## WHAT THE TASK REQUIRES
Give the count of lines in the data that include the string "Information", with no added remarks.

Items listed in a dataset
(begin)
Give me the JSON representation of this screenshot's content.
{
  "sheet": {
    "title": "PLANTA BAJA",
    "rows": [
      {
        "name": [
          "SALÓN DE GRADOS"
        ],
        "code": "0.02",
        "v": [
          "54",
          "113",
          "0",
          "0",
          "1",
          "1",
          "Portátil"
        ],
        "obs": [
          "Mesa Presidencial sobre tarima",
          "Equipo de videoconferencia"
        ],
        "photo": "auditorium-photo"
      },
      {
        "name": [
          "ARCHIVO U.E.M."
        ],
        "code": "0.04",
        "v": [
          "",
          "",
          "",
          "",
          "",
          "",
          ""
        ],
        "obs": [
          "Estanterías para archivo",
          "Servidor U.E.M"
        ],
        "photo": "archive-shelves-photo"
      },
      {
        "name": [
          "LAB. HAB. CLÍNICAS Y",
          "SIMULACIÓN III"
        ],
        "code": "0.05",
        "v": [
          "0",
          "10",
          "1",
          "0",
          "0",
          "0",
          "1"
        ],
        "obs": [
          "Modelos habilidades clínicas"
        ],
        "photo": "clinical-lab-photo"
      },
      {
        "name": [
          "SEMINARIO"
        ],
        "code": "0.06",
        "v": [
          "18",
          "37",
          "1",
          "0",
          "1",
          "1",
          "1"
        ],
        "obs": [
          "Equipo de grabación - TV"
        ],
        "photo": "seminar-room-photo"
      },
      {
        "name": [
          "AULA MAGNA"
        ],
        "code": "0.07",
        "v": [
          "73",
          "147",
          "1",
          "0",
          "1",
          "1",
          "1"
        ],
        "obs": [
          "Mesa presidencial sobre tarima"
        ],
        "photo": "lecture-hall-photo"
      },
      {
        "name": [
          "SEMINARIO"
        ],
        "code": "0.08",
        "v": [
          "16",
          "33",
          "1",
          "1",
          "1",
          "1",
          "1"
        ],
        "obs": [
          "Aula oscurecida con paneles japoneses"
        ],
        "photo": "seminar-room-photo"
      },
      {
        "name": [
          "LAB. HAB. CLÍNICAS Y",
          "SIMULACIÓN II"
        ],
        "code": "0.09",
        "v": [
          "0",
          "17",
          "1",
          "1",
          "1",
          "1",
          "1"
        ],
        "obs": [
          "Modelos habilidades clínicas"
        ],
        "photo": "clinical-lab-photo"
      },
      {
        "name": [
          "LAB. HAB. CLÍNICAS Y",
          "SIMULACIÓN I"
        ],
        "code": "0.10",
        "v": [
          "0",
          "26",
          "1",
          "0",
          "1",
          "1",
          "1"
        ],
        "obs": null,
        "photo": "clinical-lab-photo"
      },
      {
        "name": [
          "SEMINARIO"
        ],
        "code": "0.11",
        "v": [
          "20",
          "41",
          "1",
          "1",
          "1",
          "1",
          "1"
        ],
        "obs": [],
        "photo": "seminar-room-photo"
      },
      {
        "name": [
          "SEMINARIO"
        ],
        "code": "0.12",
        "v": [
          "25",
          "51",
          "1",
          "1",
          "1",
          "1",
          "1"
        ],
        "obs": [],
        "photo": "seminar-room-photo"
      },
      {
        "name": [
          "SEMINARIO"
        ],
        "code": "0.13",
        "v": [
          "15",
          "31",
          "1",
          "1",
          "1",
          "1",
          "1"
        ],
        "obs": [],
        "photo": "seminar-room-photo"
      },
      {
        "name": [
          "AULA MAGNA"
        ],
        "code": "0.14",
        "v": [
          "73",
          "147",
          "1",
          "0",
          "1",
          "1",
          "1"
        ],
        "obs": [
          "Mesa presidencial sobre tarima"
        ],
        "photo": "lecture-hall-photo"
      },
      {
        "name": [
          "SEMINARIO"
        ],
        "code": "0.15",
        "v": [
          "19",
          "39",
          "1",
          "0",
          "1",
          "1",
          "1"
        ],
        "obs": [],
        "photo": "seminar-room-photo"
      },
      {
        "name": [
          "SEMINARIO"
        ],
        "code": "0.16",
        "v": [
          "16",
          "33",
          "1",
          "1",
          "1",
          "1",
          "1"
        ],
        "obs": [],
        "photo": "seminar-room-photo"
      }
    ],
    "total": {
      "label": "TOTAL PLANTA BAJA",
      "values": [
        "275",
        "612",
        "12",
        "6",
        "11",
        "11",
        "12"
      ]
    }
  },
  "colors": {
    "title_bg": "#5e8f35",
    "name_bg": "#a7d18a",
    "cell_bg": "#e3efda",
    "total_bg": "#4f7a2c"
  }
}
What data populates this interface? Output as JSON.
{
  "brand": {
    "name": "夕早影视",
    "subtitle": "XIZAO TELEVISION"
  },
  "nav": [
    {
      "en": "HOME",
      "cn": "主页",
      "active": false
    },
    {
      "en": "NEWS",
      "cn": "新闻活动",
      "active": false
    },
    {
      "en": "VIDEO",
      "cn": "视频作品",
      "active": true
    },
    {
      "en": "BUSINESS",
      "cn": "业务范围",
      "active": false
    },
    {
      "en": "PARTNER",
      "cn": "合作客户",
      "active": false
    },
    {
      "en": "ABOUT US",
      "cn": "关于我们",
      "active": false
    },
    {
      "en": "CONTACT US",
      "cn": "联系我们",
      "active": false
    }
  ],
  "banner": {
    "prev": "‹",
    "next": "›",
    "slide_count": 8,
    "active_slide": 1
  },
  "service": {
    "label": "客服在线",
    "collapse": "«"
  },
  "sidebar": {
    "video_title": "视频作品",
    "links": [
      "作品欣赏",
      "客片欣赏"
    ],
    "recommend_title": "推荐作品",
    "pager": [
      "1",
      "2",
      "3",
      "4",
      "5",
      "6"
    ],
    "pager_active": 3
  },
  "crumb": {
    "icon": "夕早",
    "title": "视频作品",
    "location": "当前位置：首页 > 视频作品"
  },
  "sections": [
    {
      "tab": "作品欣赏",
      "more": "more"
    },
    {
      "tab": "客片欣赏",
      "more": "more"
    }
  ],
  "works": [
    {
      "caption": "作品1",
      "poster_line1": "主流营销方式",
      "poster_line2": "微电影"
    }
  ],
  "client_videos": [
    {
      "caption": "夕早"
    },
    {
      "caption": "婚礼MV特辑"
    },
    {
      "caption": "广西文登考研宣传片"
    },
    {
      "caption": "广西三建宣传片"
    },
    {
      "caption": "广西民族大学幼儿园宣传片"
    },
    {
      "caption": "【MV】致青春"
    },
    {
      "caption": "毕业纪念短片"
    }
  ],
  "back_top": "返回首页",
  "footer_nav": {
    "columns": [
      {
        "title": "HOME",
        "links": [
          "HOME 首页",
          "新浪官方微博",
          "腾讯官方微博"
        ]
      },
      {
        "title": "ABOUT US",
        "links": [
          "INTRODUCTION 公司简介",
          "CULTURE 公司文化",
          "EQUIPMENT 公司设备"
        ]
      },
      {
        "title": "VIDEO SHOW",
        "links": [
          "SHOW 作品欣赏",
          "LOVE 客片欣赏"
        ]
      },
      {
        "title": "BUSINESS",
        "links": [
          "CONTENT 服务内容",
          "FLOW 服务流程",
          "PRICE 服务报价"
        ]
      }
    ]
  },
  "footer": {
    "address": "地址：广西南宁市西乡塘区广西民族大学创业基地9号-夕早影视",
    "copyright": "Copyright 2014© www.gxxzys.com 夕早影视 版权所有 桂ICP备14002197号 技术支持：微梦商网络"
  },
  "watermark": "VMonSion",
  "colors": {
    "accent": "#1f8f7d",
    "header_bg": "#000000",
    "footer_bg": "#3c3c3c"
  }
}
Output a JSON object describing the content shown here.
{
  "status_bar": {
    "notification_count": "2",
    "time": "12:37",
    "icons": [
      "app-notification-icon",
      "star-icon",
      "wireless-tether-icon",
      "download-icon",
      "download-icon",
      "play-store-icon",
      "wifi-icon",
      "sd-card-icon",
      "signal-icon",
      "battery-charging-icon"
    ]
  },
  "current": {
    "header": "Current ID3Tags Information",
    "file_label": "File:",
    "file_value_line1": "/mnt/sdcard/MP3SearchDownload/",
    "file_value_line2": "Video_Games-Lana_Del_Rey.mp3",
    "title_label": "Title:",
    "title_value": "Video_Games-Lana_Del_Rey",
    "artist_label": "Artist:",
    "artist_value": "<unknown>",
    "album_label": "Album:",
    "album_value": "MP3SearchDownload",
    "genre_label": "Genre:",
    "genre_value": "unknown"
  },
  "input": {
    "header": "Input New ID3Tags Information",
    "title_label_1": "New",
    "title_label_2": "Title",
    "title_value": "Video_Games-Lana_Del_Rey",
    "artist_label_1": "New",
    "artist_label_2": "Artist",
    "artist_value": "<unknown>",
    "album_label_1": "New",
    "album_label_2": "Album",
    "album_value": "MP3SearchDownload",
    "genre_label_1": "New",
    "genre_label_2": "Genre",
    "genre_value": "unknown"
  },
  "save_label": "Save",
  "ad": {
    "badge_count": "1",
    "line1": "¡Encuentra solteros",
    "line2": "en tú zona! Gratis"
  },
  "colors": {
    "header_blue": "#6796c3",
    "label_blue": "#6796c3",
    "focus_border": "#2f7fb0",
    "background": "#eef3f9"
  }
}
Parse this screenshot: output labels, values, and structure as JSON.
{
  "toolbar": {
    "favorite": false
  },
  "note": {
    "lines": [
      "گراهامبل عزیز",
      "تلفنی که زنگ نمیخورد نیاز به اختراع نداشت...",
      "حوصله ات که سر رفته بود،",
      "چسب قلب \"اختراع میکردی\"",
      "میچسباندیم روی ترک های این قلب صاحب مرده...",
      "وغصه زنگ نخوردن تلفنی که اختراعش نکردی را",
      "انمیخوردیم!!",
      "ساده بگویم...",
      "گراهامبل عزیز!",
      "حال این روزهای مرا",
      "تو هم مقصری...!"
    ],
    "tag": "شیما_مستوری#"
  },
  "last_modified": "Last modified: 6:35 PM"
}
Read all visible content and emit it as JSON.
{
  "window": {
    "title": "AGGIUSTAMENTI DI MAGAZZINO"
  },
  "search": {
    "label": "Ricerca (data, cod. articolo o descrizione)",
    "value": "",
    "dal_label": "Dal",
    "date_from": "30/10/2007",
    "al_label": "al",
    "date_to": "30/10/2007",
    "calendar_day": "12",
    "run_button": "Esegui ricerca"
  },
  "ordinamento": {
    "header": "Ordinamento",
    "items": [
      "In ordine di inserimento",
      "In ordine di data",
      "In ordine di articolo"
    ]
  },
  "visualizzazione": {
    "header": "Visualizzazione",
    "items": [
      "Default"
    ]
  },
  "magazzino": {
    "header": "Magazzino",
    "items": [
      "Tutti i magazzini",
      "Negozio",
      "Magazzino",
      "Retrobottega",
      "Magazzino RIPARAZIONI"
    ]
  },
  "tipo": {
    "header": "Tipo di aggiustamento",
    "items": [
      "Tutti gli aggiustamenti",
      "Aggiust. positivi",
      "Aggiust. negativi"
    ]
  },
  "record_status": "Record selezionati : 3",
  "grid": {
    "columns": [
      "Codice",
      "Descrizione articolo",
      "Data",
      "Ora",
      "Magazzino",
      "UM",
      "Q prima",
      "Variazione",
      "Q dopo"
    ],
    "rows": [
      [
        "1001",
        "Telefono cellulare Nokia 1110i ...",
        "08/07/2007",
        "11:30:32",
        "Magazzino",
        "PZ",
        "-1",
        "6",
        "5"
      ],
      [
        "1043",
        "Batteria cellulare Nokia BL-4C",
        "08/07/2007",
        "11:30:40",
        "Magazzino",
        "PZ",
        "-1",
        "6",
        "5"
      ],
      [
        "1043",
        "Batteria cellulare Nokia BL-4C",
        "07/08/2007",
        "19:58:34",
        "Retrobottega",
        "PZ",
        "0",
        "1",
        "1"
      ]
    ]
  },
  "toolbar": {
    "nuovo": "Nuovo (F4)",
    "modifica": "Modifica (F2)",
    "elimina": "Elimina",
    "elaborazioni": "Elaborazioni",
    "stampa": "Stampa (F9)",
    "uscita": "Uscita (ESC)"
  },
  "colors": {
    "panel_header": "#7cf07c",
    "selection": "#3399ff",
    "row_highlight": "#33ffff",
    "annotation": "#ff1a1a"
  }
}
(end)
## SOLUTION TO THIS PROBLEM
2